* [DATA IN THIS EXERCISE]:
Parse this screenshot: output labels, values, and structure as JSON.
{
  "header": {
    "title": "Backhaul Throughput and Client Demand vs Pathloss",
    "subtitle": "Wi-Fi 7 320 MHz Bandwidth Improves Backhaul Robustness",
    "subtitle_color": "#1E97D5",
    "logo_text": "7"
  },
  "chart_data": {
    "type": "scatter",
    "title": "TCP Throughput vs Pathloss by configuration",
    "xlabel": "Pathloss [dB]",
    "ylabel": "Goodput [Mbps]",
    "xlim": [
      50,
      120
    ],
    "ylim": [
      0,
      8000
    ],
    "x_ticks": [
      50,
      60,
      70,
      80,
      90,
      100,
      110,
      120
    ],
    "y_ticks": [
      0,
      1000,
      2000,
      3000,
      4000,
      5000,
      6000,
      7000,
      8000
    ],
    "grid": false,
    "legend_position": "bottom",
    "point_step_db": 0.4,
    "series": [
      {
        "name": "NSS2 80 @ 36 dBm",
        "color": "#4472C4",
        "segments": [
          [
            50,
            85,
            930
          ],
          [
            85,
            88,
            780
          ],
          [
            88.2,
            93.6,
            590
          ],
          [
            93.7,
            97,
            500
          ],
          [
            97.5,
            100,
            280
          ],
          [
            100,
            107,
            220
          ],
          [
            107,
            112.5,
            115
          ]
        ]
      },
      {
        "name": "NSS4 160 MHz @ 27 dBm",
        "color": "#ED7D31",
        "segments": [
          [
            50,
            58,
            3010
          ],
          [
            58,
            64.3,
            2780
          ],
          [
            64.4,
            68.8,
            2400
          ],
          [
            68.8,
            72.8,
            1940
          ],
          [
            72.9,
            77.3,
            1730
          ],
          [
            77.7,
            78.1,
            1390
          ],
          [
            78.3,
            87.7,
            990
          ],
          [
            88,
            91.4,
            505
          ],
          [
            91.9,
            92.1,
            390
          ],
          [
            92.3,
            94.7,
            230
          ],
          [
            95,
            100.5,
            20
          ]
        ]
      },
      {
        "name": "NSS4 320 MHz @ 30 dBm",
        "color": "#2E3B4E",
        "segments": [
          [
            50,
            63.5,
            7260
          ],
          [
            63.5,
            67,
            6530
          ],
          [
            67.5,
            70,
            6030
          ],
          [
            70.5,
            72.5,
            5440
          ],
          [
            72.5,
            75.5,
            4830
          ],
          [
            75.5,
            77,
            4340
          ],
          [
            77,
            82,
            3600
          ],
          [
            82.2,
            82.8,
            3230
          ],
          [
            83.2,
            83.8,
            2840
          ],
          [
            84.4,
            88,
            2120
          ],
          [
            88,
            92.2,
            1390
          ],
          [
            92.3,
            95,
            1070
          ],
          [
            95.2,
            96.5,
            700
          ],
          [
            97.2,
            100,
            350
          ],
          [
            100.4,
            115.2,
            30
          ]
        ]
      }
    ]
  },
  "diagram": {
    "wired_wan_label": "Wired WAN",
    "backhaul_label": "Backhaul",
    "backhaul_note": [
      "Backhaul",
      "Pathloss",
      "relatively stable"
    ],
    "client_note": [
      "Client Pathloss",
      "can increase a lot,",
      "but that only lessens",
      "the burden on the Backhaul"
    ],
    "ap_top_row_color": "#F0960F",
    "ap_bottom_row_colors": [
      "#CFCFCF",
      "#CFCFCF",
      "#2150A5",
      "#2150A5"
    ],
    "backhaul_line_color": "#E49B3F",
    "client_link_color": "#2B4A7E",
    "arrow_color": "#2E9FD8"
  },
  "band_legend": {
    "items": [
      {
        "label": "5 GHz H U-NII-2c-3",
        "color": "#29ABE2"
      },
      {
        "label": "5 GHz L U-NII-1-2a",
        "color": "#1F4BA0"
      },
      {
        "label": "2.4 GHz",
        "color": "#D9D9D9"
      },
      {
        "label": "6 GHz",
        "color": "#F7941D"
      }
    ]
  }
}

* [TASK GOAL]: Each line of the material should be echoed exactly.

* [OUTPUT OF THE EXERCISE]:
Parse this screenshot: output labels, values, and structure as JSON.
{
  "header": {
    "title": "Backhaul Throughput and Client Demand vs Pathloss",
    "subtitle": "Wi-Fi 7 320 MHz Bandwidth Improves Backhaul Robustness",
    "subtitle_color": "#1E97D5",
    "logo_text": "7"
  },
  "chart_data": {
    "type": "scatter",
    "title": "TCP Throughput vs Pathloss by configuration",
    "xlabel": "Pathloss [dB]",
    "ylabel": "Goodput [Mbps]",
    "xlim": [
      50,
      120
    ],
    "ylim": [
      0,
      8000
    ],
    "x_ticks": [
      50,
      60,
      70,
      80,
      90,
      100,
      110,
      120
    ],
    "y_ticks": [
      0,
      1000,
      2000,
      3000,
      4000,
      5000,
      6000,
      7000,
      8000
    ],
    "grid": false,
    "legend_position": "bottom",
    "point_step_db": 0.4,
    "series": [
      {
        "name": "NSS2 80 @ 36 dBm",
        "color": "#4472C4",
        "segments": [
          [
            50,
            85,
            930
          ],
          [
            85,
            88,
            780
          ],
          [
            88.2,
            93.6,
            590
          ],
          [
            93.7,
            97,
            500
          ],
          [
            97.5,
            100,
            280
          ],
          [
            100,
            107,
            220
          ],
          [
            107,
            112.5,
            115
          ]
        ]
      },
      {
        "name": "NSS4 160 MHz @ 27 dBm",
        "color": "#ED7D31",
        "segments": [
          [
            50,
            58,
            3010
          ],
          [
            58,
            64.3,
            2780
          ],
          [
            64.4,
            68.8,
            2400
          ],
          [
            68.8,
            72.8,
            1940
          ],
          [
            72.9,
            77.3,
            1730
          ],
          [
            77.7,
            78.1,
            1390
          ],
          [
            78.3,
            87.7,
            990
          ],
          [
            88,
            91.4,
            505
          ],
          [
            91.9,
            92.1,
            390
          ],
          [
            92.3,
            94.7,
            230
          ],
          [
            95,
            100.5,
            20
          ]
        ]
      },
      {
        "name": "NSS4 320 MHz @ 30 dBm",
        "color": "#2E3B4E",
        "segments": [
          [
            50,
            63.5,
            7260
          ],
          [
            63.5,
            67,
            6530
          ],
          [
            67.5,
            70,
            6030
          ],
          [
            70.5,
            72.5,
            5440
          ],
          [
            72.5,
            75.5,
            4830
          ],
          [
            75.5,
            77,
            4340
          ],
          [
            77,
            82,
            3600
          ],
          [
            82.2,
            82.8,
            3230
          ],
          [
            83.2,
            83.8,
            2840
          ],
          [
            84.4,
            88,
            2120
          ],
          [
            88,
            92.2,
            1390
          ],
          [
            92.3,
            95,
            1070
          ],
          [
            95.2,
            96.5,
            700
          ],
          [
            97.2,
            100,
            350
          ],
          [
            100.4,
            115.2,
            30
          ]
        ]
      }
    ]
  },
  "diagram": {
    "wired_wan_label": "Wired WAN",
    "backhaul_label": "Backhaul",
    "backhaul_note": [
      "Backhaul",
      "Pathloss",
      "relatively stable"
    ],
    "client_note": [
      "Client Pathloss",
      "can increase a lot,",
      "but that only lessens",
      "the burden on the Backhaul"
    ],
    "ap_top_row_color": "#F0960F",
    "ap_bottom_row_colors": [
      "#CFCFCF",
      "#CFCFCF",
      "#2150A5",
      "#2150A5"
    ],
    "backhaul_line_color": "#E49B3F",
    "client_link_color": "#2B4A7E",
    "arrow_color": "#2E9FD8"
  },
  "band_legend": {
    "items": [
      {
        "label": "5 GHz H U-NII-2c-3",
        "color": "#29ABE2"
      },
      {
        "label": "5 GHz L U-NII-1-2a",
        "color": "#1F4BA0"
      },
      {
        "label": "2.4 GHz",
        "color": "#D9D9D9"
      },
      {
        "label": "6 GHz",
        "color": "#F7941D"
      }
    ]
  }
}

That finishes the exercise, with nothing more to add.